**RAW RECORDS:**
## Begin

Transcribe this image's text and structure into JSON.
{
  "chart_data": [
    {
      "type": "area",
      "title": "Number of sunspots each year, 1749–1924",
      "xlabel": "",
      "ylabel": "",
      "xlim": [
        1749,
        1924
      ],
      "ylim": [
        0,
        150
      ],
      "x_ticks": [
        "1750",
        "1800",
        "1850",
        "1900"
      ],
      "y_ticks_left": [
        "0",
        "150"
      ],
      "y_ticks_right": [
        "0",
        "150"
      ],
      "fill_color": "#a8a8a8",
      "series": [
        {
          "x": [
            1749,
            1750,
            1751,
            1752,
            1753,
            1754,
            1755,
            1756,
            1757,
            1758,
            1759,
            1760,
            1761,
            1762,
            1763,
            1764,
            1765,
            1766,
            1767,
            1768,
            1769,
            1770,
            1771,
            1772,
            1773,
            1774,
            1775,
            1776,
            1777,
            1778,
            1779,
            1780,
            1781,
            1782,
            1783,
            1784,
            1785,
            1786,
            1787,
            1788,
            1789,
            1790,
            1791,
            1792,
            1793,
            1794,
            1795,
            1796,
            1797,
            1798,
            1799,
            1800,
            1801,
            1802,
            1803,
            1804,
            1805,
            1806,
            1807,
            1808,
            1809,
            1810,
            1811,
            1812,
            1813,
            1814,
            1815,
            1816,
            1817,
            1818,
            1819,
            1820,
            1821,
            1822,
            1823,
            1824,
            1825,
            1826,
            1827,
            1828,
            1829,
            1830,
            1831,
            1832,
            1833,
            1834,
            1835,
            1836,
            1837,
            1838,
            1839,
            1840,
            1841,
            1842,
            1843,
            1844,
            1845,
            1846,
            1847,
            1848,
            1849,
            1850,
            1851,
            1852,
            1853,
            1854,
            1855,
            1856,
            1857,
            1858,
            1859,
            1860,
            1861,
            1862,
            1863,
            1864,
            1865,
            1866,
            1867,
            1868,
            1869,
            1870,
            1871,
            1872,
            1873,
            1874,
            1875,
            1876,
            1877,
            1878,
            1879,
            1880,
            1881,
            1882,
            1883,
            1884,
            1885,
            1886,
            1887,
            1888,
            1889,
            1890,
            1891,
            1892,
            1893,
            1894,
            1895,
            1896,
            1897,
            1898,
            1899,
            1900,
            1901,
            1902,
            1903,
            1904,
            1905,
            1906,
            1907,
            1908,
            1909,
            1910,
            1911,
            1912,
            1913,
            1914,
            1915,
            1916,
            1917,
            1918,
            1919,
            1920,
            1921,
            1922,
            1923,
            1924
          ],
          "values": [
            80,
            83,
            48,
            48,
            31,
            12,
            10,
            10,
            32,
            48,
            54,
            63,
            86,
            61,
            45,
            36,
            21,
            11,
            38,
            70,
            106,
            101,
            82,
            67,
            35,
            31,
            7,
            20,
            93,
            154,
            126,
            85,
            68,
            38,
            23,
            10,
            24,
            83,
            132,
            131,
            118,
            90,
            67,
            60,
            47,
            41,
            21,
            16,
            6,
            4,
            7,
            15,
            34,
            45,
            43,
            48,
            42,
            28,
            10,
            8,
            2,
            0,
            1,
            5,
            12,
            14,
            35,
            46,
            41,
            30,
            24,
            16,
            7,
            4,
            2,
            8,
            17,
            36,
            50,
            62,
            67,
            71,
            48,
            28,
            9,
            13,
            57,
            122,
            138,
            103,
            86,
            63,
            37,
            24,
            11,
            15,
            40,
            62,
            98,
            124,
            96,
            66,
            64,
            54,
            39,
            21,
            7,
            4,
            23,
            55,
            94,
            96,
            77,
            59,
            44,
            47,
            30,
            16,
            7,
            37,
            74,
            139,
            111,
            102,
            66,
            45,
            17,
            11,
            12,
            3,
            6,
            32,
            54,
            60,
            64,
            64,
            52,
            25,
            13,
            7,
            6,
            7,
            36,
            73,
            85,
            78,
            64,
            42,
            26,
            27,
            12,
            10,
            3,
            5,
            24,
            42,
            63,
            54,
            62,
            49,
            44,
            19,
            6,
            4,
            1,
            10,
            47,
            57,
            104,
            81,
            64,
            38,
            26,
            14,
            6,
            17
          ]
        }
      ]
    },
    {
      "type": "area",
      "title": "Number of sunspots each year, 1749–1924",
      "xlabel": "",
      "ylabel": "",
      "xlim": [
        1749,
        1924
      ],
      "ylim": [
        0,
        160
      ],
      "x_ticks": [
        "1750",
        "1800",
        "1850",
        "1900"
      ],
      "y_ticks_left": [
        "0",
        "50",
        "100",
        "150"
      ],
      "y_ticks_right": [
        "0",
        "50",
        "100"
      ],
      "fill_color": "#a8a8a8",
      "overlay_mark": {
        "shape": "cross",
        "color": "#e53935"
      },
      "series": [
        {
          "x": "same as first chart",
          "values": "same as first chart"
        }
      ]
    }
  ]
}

## End

**EXERCISE REQUIREMENTS:** Reproduce every line of the material above exactly.

**THE OUTPUT:**
Transcribe this image's text and structure into JSON.
{
  "chart_data": [
    {
      "type": "area",
      "title": "Number of sunspots each year, 1749–1924",
      "xlabel": "",
      "ylabel": "",
      "xlim": [
        1749,
        1924
      ],
      "ylim": [
        0,
        150
      ],
      "x_ticks": [
        "1750",
        "1800",
        "1850",
        "1900"
      ],
      "y_ticks_left": [
        "0",
        "150"
      ],
      "y_ticks_right": [
        "0",
        "150"
      ],
      "fill_color": "#a8a8a8",
      "series": [
        {
          "x": [
            1749,
            1750,
            1751,
            1752,
            1753,
            1754,
            1755,
            1756,
            1757,
            1758,
            1759,
            1760,
            1761,
            1762,
            1763,
            1764,
            1765,
            1766,
            1767,
            1768,
            1769,
            1770,
            1771,
            1772,
            1773,
            1774,
            1775,
            1776,
            1777,
            1778,
            1779,
            1780,
            1781,
            1782,
            1783,
            1784,
            1785,
            1786,
            1787,
            1788,
            1789,
            1790,
            1791,
            1792,
            1793,
            1794,
            1795,
            1796,
            1797,
            1798,
            1799,
            1800,
            1801,
            1802,
            1803,
            1804,
            1805,
            1806,
            1807,
            1808,
            1809,
            1810,
            1811,
            1812,
            1813,
            1814,
            1815,
            1816,
            1817,
            1818,
            1819,
            1820,
            1821,
            1822,
            1823,
            1824,
            1825,
            1826,
            1827,
            1828,
            1829,
            1830,
            1831,
            1832,
            1833,
            1834,
            1835,
            1836,
            1837,
            1838,
            1839,
            1840,
            1841,
            1842,
            1843,
            1844,
            1845,
            1846,
            1847,
            1848,
            1849,
            1850,
            1851,
            1852,
            1853,
            1854,
            1855,
            1856,
            1857,
            1858,
            1859,
            1860,
            1861,
            1862,
            1863,
            1864,
            1865,
            1866,
            1867,
            1868,
            1869,
            1870,
            1871,
            1872,
            1873,
            1874,
            1875,
            1876,
            1877,
            1878,
            1879,
            1880,
            1881,
            1882,
            1883,
            1884,
            1885,
            1886,
            1887,
            1888,
            1889,
            1890,
            1891,
            1892,
            1893,
            1894,
            1895,
            1896,
            1897,
            1898,
            1899,
            1900,
            1901,
            1902,
            1903,
            1904,
            1905,
            1906,
            1907,
            1908,
            1909,
            1910,
            1911,
            1912,
            1913,
            1914,
            1915,
            1916,
            1917,
            1918,
            1919,
            1920,
            1921,
            1922,
            1923,
            1924
          ],
          "values": [
            80,
            83,
            48,
            48,
            31,
            12,
            10,
            10,
            32,
            48,
            54,
            63,
            86,
            61,
            45,
            36,
            21,
            11,
            38,
            70,
            106,
            101,
            82,
            67,
            35,
            31,
            7,
            20,
            93,
            154,
            126,
            85,
            68,
            38,
            23,
            10,
            24,
            83,
            132,
            131,
            118,
            90,
            67,
            60,
            47,
            41,
            21,
            16,
            6,
            4,
            7,
            15,
            34,
            45,
            43,
            48,
            42,
            28,
            10,
            8,
            2,
            0,
            1,
            5,
            12,
            14,
            35,
            46,
            41,
            30,
            24,
            16,
            7,
            4,
            2,
            8,
            17,
            36,
            50,
            62,
            67,
            71,
            48,
            28,
            9,
            13,
            57,
            122,
            138,
            103,
            86,
            63,
            37,
            24,
            11,
            15,
            40,
            62,
            98,
            124,
            96,
            66,
            64,
            54,
            39,
            21,
            7,
            4,
            23,
            55,
            94,
            96,
            77,
            59,
            44,
            47,
            30,
            16,
            7,
            37,
            74,
            139,
            111,
            102,
            66,
            45,
            17,
            11,
            12,
            3,
            6,
            32,
            54,
            60,
            64,
            64,
            52,
            25,
            13,
            7,
            6,
            7,
            36,
            73,
            85,
            78,
            64,
            42,
            26,
            27,
            12,
            10,
            3,
            5,
            24,
            42,
            63,
            54,
            62,
            49,
            44,
            19,
            6,
            4,
            1,
            10,
            47,
            57,
            104,
            81,
            64,
            38,
            26,
            14,
            6,
            17
          ]
        }
      ]
    },
    {
      "type": "area",
      "title": "Number of sunspots each year, 1749–1924",
      "xlabel": "",
      "ylabel": "",
      "xlim": [
        1749,
        1924
      ],
      "ylim": [
        0,
        160
      ],
      "x_ticks": [
        "1750",
        "1800",
        "1850",
        "1900"
      ],
      "y_ticks_left": [
        "0",
        "50",
        "100",
        "150"
      ],
      "y_ticks_right": [
        "0",
        "50",
        "100"
      ],
      "fill_color": "#a8a8a8",
      "overlay_mark": {
        "shape": "cross",
        "color": "#e53935"
      },
      "series": [
        {
          "x": "same as first chart",
          "values": "same as first chart"
        }
      ]
    }
  ]
}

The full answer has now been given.